EXERCISE PROMPT:
Show every line in the records below that contains the word "text".

+++

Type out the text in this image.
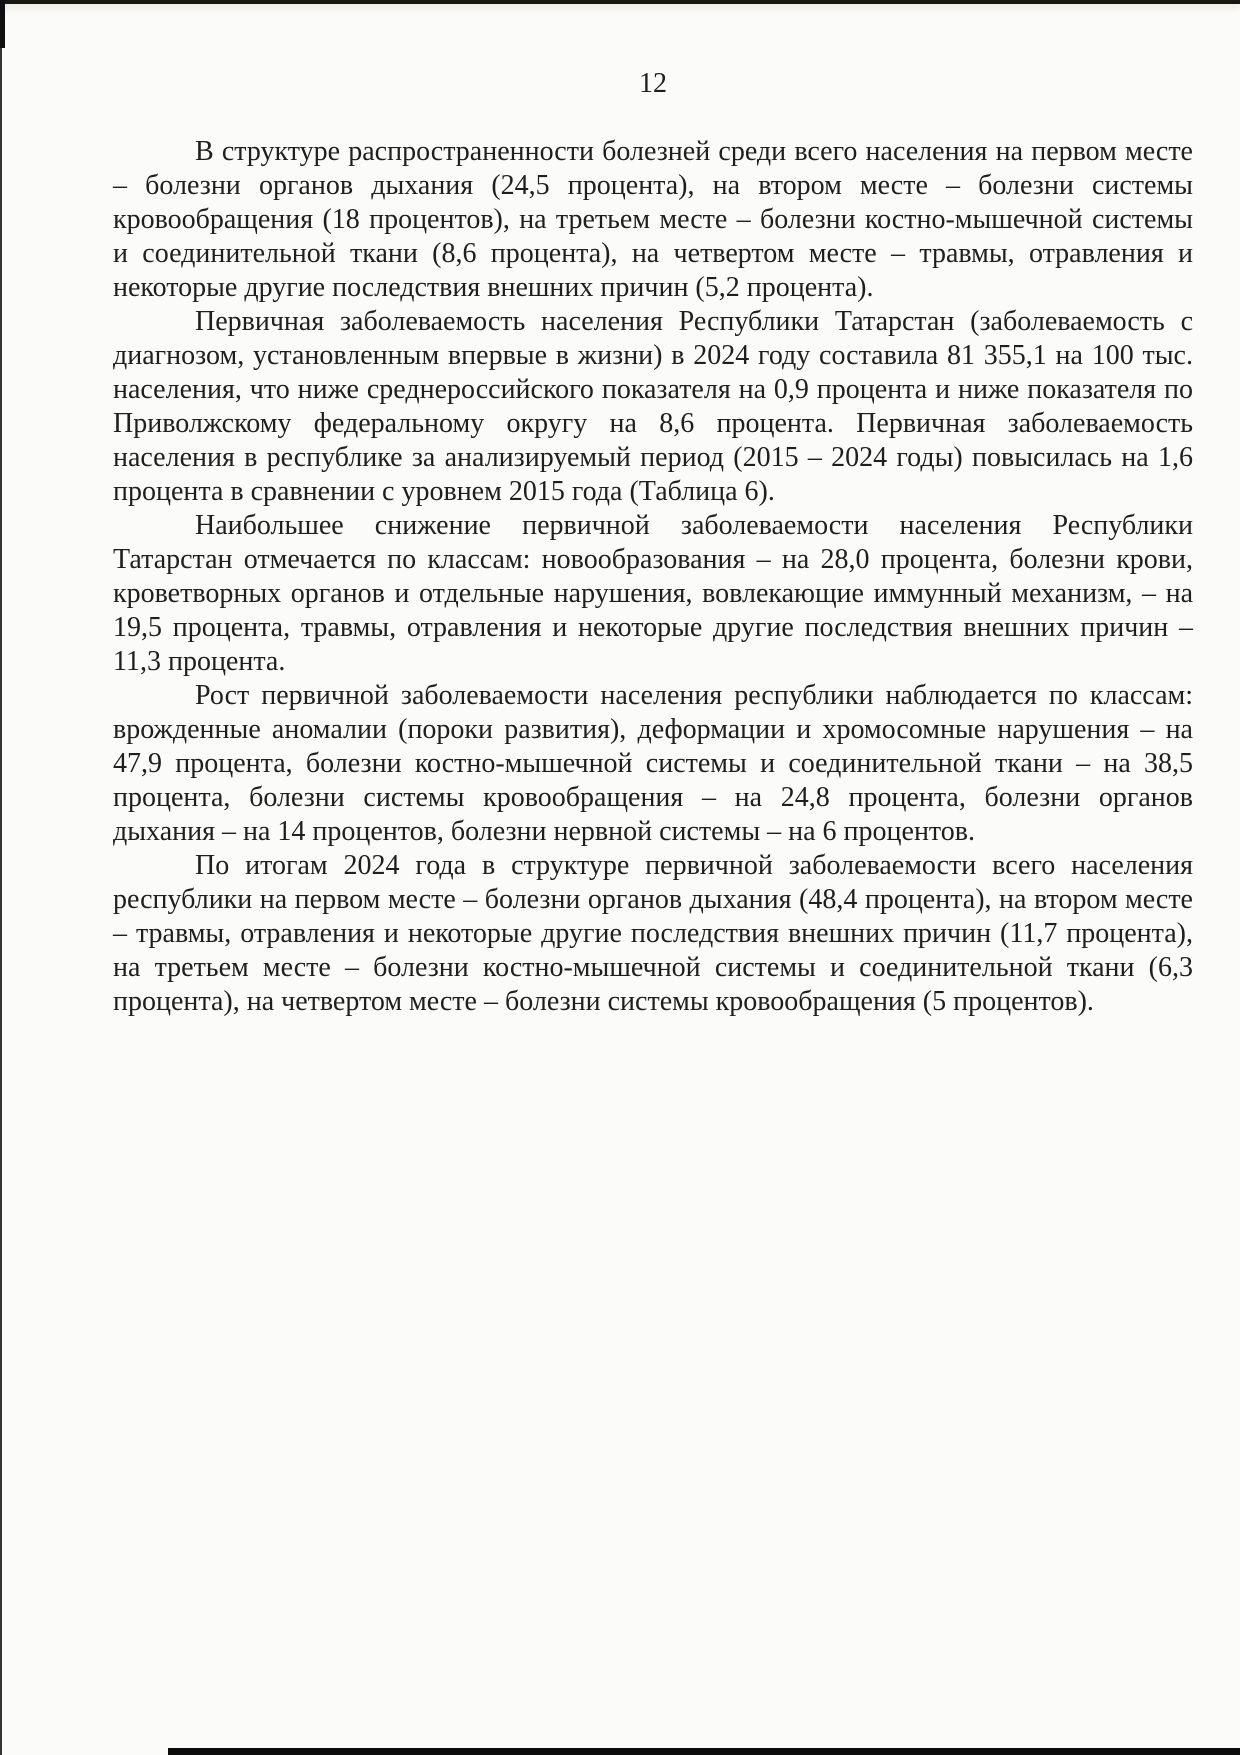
12

В структуре распространенности болезней среди всего населения на первом месте – болезни органов дыхания (24,5 процента), на втором месте – болезни системы кровообращения (18 процентов), на третьем месте – болезни костно-мышечной системы и соединительной ткани (8,6 процента), на четвертом месте – травмы, отравления и некоторые другие последствия внешних причин (5,2 процента).

Первичная заболеваемость населения Республики Татарстан (заболеваемость с диагнозом, установленным впервые в жизни) в 2024 году составила 81 355,1 на 100 тыс. населения, что ниже среднероссийского показателя на 0,9 процента и ниже показателя по Приволжскому федеральному округу на 8,6 процента. Первичная заболеваемость населения в республике за анализируемый период (2015 – 2024 годы) повысилась на 1,6 процента в сравнении с уровнем 2015 года (Таблица 6).

Наибольшее снижение первичной заболеваемости населения Республики Татарстан отмечается по классам: новообразования – на 28,0 процента, болезни крови, кроветворных органов и отдельные нарушения, вовлекающие иммунный механизм, – на 19,5 процента, травмы, отравления и некоторые другие последствия внешних причин – 11,3 процента.

Рост первичной заболеваемости населения республики наблюдается по классам: врожденные аномалии (пороки развития), деформации и хромосомные нарушения – на 47,9 процента, болезни костно-мышечной системы и соединительной ткани – на 38,5 процента, болезни системы кровообращения – на 24,8 процента, болезни органов дыхания – на 14 процентов, болезни нервной системы – на 6 процентов.

По итогам 2024 года в структуре первичной заболеваемости всего населения республики на первом месте – болезни органов дыхания (48,4 процента), на втором месте – травмы, отравления и некоторые другие последствия внешних причин (11,7 процента), на третьем месте – болезни костно-мышечной системы и соединительной ткани (6,3 процента), на четвертом месте – болезни системы кровообращения (5 процентов).
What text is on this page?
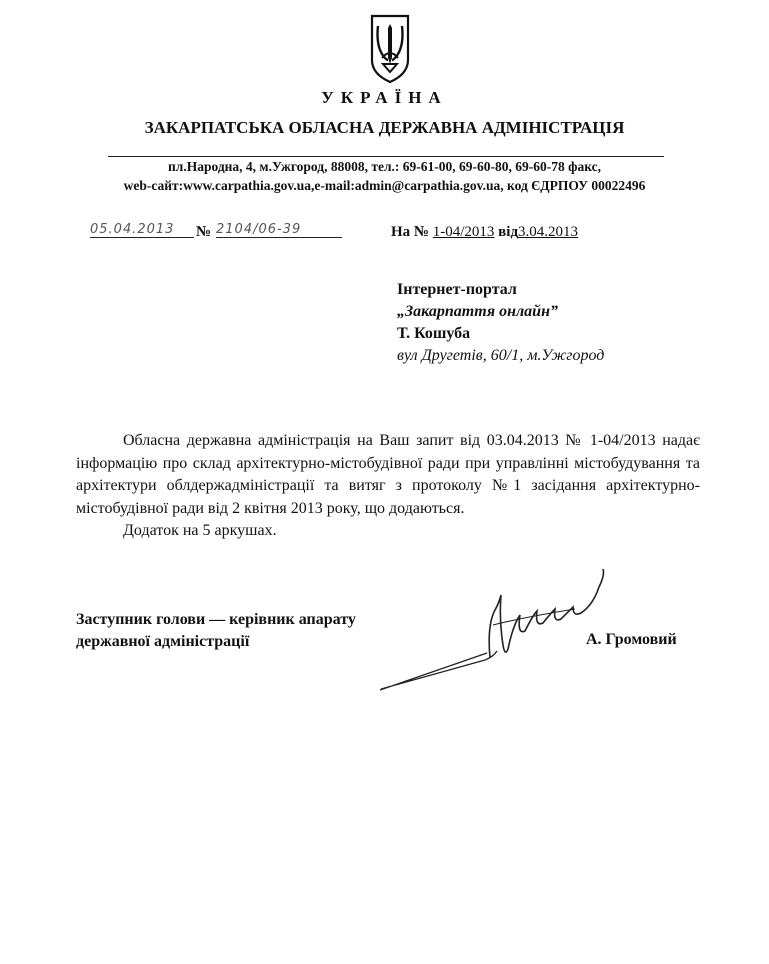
УКРАЇНА
ЗАКАРПАТСЬКА ОБЛАСНА ДЕРЖАВНА АДМІНІСТРАЦІЯ
пл.Народна, 4, м.Ужгород, 88008, тел.: 69-61-00, 69-60-80, 69-60-78 факс,
web-сайт:www.carpathia.gov.ua,e-mail:admin@carpathia.gov.ua, код ЄДРПОУ 00022496
05.04.2013	№ 2104/06-39	На № 1-04/2013 від3.04.2013
Інтернет-портал
„Закарпаття онлайн”
Т. Кошуба
вул Другетів, 60/1, м.Ужгород

Обласна державна адміністрація на Ваш запит від 03.04.2013 № 1-04/2013 надає інформацію про склад архітектурно-містобудівної ради при управлінні містобудування та архітектури облдержадміністрації та витяг з протоколу №1 засідання архітектурно-містобудівної ради від 2 квітня 2013 року, що додаються.

Додаток на 5 аркушах.

Заступник голови — керівник апарату
державної адміністрації	А. Громовий
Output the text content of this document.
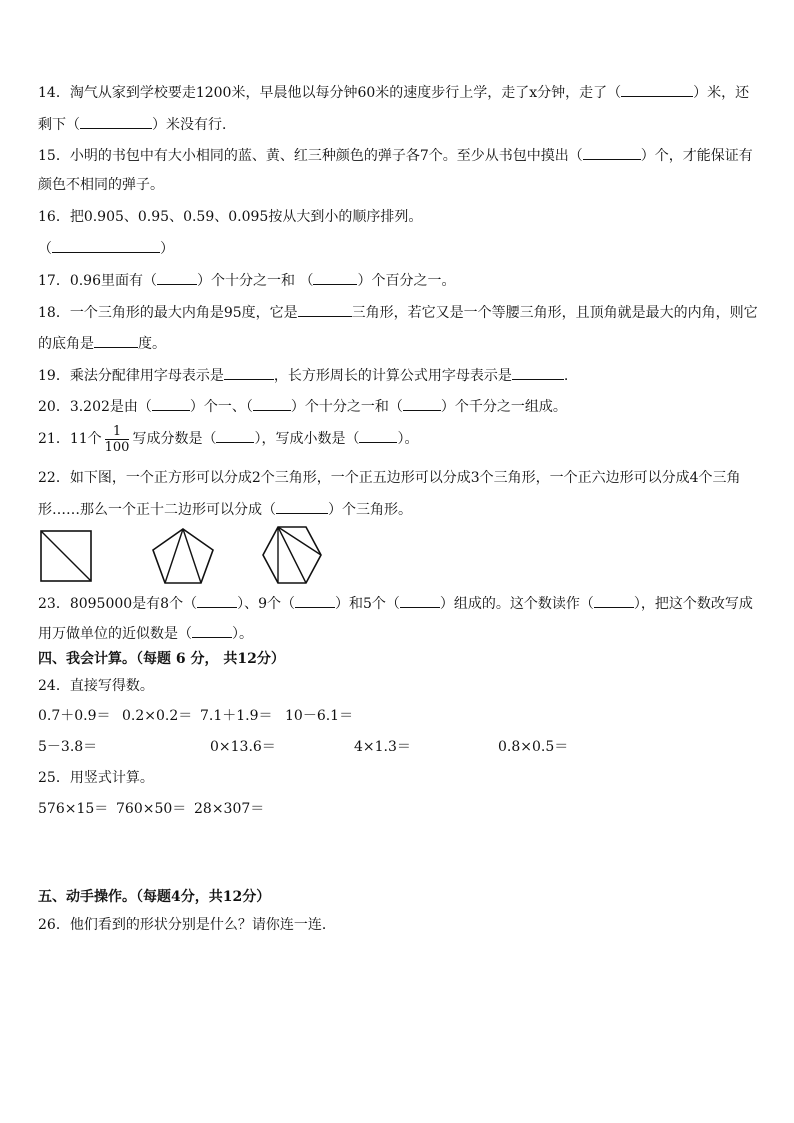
14．淘气从家到学校要走1200米，早晨他以每分钟60米的速度步行上学，走了x分钟，走了（	）米，还
剩下（	）米没有行．
15．小明的书包中有大小相同的蓝、黄、红三种颜色的弹子各7个。至少从书包中摸出（	）个，才能保证有
颜色不相同的弹子。
16．把0.905、0.95、0.59、0.095按从大到小的顺序排列。
（	）
17．0.96里面有（	）个十分之一和 （	）个百分之一。
18．一个三角形的最大内角是95度，它是	三角形，若它又是一个等腰三角形，且顶角就是最大的内角，则它
的底角是	度。
19．乘法分配律用字母表示是	，长方形周长的计算公式用字母表示是	.
20．3.202是由（	）个一、（	）个十分之一和（	）个千分之一组成。
21．11个 $\frac{1}{100}$ 写成分数是（	），写成小数是（	）。
22．如下图，一个正方形可以分成2个三角形，一个正五边形可以分成3个三角形，一个正六边形可以分成4个三角
形……那么一个正十二边形可以分成（	）个三角形。
23．8095000是有8个（	）、9个（	）和5个（	）组成的。这个数读作（	），把这个数改写成
用万做单位的近似数是（	）。
四、我会计算。（每题 6 分， 共12分）
24．直接写得数。
0.7＋0.9＝ 0.2×0.2＝ 7.1＋1.9＝ 10－6.1＝
5－3.8＝	0×13.6＝	4×1.3＝	0.8×0.5＝
25．用竖式计算。
576×15＝ 760×50＝ 28×307＝
五、动手操作。（每题4分，共12分）
26．他们看到的形状分别是什么？请你连一连．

+++

WRITTEN ANSWER:
Type out the text in this image.
What text is on this page?
Output the text content of this document.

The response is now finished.